## Document passage:

######

By Adam Henry - posted Monday, 13 June 2022

Australians content themselves with the notion that as a democratic society our way of life is inherently free of authoritarian tendencies, that our system is not merely benign, but noble. We point to the rule of law, the rule of parliamentary governance, elections and private enterprise. We do not like to dwell on the issues that lurk in the shadows.

Australian citizens lack the ability to extract basic answers from their government, or Commonwealth agencies, about almost every important issue you can conceive. We cannot prevent the Cabinet from declaring war, sending troops to foreign lands, from selling weapons overseas, or ignoring international law. At the federal level, we currently have no independent commission to investigate corruption. The Australian government and commonwealth agencies can hide almost any malfeasance behind the veil of secrecy, often using the banner of national security.

In 2004, the Australian Secret Intelligence Service (ASIS) bugged East Timorese cabinet rooms in Dili. At the time, Australia was negotiating with Timor-Leste over how the revenues from lucrative oil and gas reserves would be shared. Witness K, an ASIS agent, raised serious concerns about the operation. He was given approval by the Inspector-General of Intelligence and Security to engage lawyer Bernard Collaery.


When the bugging operation was publicly exposed, and the government of Timor Leste used international law to seek legal remedy, the persecution of Witness K and Collaery by the Commonwealth began in earnest. While Witness K pled guilty and has now been sentenced, Collaery continues to fight.

Major David McBride is being prosecuted for giving information about alleged war crimes in Afghanistan to the ABC. The subsequent Brereton Report into the conduct of the ADF in Afghanistan found credible evidence for 39 non-battle related killings committed by the SAS. He continues to be prosecuted. Richard Boyle faces years in prison for exposing the unethical behaviour of the ATO in relation to debt collection practices.

In these cases, the Australian state decided that protecting itself from embarrassment is more important than democracy, justice and the public interest. The right to a speedy, open and fair trail, judged by your peers, simply does not exist should the Australian state deem it inconvenient. The right of the accused, as with Bernard Collaery, to even see information crucial to their defence, has been denied. How then can any citizen believe that the game is not rigged?

Let us see what the Australian state apparently finds acceptable.

######

## Your goal:
According to the passage on Australian government secrecy, who gave Witness K approval to engage lawyer Bernard Collaery? The records come from a separate source unrelated to the passage.

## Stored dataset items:
######

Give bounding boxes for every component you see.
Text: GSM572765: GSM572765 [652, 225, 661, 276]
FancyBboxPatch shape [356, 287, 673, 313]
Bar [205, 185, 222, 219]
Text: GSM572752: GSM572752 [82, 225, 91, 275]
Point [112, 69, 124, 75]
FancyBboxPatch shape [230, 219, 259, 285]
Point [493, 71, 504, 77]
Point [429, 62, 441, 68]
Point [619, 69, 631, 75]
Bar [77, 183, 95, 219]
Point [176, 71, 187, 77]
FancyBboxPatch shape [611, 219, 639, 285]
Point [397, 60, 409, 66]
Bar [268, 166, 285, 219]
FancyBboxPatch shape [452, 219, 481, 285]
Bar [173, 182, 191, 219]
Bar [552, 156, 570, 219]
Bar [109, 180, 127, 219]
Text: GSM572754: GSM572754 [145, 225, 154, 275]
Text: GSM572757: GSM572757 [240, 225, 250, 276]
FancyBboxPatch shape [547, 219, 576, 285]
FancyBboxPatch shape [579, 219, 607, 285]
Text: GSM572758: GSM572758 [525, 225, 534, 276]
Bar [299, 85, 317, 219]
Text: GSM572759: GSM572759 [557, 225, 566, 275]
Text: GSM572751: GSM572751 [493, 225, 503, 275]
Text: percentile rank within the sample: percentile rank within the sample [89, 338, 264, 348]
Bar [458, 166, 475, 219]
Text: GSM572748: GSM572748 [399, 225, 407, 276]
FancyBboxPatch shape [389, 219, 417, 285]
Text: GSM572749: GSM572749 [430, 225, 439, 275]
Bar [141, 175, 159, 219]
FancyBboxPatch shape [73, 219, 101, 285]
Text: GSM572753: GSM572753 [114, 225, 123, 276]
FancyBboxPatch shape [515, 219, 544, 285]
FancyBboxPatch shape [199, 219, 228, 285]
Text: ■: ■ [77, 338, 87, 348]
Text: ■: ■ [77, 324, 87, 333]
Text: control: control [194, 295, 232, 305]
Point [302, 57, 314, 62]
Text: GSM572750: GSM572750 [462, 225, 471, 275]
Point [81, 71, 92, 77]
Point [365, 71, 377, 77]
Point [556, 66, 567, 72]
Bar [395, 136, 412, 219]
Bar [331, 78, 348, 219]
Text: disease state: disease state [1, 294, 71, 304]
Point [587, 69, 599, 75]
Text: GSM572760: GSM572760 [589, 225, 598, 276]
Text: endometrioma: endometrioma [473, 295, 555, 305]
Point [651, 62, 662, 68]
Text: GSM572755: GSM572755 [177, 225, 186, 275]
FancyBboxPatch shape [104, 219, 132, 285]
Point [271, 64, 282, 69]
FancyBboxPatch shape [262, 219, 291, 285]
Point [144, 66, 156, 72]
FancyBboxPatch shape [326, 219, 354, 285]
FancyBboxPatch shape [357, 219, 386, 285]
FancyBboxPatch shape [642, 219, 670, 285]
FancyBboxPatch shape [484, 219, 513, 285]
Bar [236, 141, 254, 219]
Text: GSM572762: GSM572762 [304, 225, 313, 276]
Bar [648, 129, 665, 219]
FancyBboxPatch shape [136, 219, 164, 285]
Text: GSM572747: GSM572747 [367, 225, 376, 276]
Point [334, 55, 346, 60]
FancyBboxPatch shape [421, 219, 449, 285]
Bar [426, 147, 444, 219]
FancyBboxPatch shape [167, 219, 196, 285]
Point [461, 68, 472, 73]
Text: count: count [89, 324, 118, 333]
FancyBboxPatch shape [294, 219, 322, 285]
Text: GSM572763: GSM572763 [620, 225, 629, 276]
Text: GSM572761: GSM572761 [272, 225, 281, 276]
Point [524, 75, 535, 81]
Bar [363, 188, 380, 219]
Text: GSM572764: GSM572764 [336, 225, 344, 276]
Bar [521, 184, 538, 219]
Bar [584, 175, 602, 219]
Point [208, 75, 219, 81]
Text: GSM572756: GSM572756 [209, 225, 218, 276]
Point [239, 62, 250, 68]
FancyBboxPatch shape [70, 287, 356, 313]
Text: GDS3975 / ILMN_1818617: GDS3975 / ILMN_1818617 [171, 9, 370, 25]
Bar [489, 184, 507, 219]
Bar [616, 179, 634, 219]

######

## The response:
The Inspector-General of Intelligence and Security.